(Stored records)

☆ ☆ ☆

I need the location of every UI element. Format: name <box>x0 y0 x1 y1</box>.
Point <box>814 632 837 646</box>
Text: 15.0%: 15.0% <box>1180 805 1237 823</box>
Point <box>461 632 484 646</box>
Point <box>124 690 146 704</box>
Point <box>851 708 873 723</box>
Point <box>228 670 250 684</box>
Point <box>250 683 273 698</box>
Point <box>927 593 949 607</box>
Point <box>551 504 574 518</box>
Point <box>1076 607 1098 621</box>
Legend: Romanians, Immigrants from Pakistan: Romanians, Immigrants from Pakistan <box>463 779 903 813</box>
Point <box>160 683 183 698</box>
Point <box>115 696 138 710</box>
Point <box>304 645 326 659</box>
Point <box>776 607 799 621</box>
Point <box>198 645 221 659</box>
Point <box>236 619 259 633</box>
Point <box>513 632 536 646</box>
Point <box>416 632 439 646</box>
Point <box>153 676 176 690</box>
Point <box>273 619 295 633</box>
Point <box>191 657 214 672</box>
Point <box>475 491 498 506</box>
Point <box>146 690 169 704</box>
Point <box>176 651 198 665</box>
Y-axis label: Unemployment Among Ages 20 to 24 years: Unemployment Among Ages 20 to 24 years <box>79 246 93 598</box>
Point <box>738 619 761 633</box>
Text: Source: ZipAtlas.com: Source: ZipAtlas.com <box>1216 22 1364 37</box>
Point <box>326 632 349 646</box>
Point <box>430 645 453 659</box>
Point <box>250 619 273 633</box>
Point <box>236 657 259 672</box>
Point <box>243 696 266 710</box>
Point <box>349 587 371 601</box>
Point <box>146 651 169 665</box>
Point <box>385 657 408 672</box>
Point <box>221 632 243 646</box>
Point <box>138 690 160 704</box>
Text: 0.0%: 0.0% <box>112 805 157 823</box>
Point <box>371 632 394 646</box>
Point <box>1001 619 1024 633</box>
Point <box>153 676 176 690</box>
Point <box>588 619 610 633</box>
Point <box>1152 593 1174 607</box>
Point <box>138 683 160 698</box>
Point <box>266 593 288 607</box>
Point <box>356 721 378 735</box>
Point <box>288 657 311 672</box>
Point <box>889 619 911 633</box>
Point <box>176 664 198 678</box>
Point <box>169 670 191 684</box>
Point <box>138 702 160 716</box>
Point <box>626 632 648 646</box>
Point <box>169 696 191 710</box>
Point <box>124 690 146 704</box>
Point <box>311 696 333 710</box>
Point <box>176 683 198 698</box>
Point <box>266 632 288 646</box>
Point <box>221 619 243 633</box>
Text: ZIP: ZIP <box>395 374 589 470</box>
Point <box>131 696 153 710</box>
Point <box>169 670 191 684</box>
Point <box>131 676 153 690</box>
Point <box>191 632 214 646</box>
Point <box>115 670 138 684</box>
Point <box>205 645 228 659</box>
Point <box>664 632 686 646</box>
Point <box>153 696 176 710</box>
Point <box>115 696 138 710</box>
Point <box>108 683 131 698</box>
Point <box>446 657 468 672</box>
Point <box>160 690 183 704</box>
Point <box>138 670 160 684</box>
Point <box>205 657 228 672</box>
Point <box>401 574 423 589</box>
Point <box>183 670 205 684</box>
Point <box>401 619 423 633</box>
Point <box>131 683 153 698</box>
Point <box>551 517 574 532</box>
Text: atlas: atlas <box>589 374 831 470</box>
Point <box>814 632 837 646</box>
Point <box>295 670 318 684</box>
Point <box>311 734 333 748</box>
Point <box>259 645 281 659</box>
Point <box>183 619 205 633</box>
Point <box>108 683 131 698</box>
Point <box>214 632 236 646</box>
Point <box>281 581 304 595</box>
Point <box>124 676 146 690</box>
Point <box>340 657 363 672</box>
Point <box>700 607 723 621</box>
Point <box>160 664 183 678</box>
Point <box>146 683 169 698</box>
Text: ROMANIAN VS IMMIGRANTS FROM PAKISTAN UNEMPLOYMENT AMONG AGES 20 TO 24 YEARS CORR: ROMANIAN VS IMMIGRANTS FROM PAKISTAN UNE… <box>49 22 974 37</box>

☆ ☆ ☆

▶ **TASK OBJECTIVE**:
Switch each "Point" in the records above to "Marker" and write out all the records again, changing nothing else.

▶ **EXERCISE SOLUTION**:
I need the location of every UI element. Format: name <box>x0 y0 x1 y1</box>.
Marker <box>814 632 837 646</box>
Text: 15.0%: 15.0% <box>1180 805 1237 823</box>
Marker <box>461 632 484 646</box>
Marker <box>124 690 146 704</box>
Marker <box>851 708 873 723</box>
Marker <box>228 670 250 684</box>
Marker <box>250 683 273 698</box>
Marker <box>927 593 949 607</box>
Marker <box>551 504 574 518</box>
Marker <box>1076 607 1098 621</box>
Legend: Romanians, Immigrants from Pakistan: Romanians, Immigrants from Pakistan <box>463 779 903 813</box>
Marker <box>160 683 183 698</box>
Marker <box>115 696 138 710</box>
Marker <box>304 645 326 659</box>
Marker <box>776 607 799 621</box>
Marker <box>198 645 221 659</box>
Marker <box>236 619 259 633</box>
Marker <box>513 632 536 646</box>
Marker <box>416 632 439 646</box>
Marker <box>153 676 176 690</box>
Marker <box>273 619 295 633</box>
Marker <box>191 657 214 672</box>
Marker <box>475 491 498 506</box>
Marker <box>146 690 169 704</box>
Marker <box>176 651 198 665</box>
Y-axis label: Unemployment Among Ages 20 to 24 years: Unemployment Among Ages 20 to 24 years <box>79 246 93 598</box>
Marker <box>738 619 761 633</box>
Text: Source: ZipAtlas.com: Source: ZipAtlas.com <box>1216 22 1364 37</box>
Marker <box>326 632 349 646</box>
Marker <box>430 645 453 659</box>
Marker <box>250 619 273 633</box>
Marker <box>236 657 259 672</box>
Marker <box>243 696 266 710</box>
Marker <box>349 587 371 601</box>
Marker <box>146 651 169 665</box>
Marker <box>385 657 408 672</box>
Marker <box>221 632 243 646</box>
Marker <box>138 690 160 704</box>
Text: 0.0%: 0.0% <box>112 805 157 823</box>
Marker <box>371 632 394 646</box>
Marker <box>1001 619 1024 633</box>
Marker <box>153 676 176 690</box>
Marker <box>588 619 610 633</box>
Marker <box>1152 593 1174 607</box>
Marker <box>138 683 160 698</box>
Marker <box>266 593 288 607</box>
Marker <box>356 721 378 735</box>
Marker <box>288 657 311 672</box>
Marker <box>889 619 911 633</box>
Marker <box>176 664 198 678</box>
Marker <box>169 670 191 684</box>
Marker <box>138 702 160 716</box>
Marker <box>626 632 648 646</box>
Marker <box>169 696 191 710</box>
Marker <box>124 690 146 704</box>
Marker <box>311 696 333 710</box>
Marker <box>176 683 198 698</box>
Marker <box>266 632 288 646</box>
Marker <box>221 619 243 633</box>
Text: ZIP: ZIP <box>395 374 589 470</box>
Marker <box>131 696 153 710</box>
Marker <box>169 670 191 684</box>
Marker <box>131 676 153 690</box>
Marker <box>191 632 214 646</box>
Marker <box>115 670 138 684</box>
Marker <box>205 645 228 659</box>
Marker <box>664 632 686 646</box>
Marker <box>153 696 176 710</box>
Marker <box>115 696 138 710</box>
Marker <box>108 683 131 698</box>
Marker <box>446 657 468 672</box>
Marker <box>160 690 183 704</box>
Marker <box>138 670 160 684</box>
Marker <box>205 657 228 672</box>
Marker <box>401 574 423 589</box>
Marker <box>183 670 205 684</box>
Marker <box>401 619 423 633</box>
Marker <box>131 683 153 698</box>
Marker <box>551 517 574 532</box>
Text: atlas: atlas <box>589 374 831 470</box>
Marker <box>814 632 837 646</box>
Marker <box>295 670 318 684</box>
Marker <box>311 734 333 748</box>
Marker <box>259 645 281 659</box>
Marker <box>183 619 205 633</box>
Marker <box>108 683 131 698</box>
Marker <box>214 632 236 646</box>
Marker <box>281 581 304 595</box>
Marker <box>124 676 146 690</box>
Marker <box>340 657 363 672</box>
Marker <box>700 607 723 621</box>
Marker <box>160 664 183 678</box>
Marker <box>146 683 169 698</box>
Text: ROMANIAN VS IMMIGRANTS FROM PAKISTAN UNEMPLOYMENT AMONG AGES 20 TO 24 YEARS CORR: ROMANIAN VS IMMIGRANTS FROM PAKISTAN UNE… <box>49 22 974 37</box>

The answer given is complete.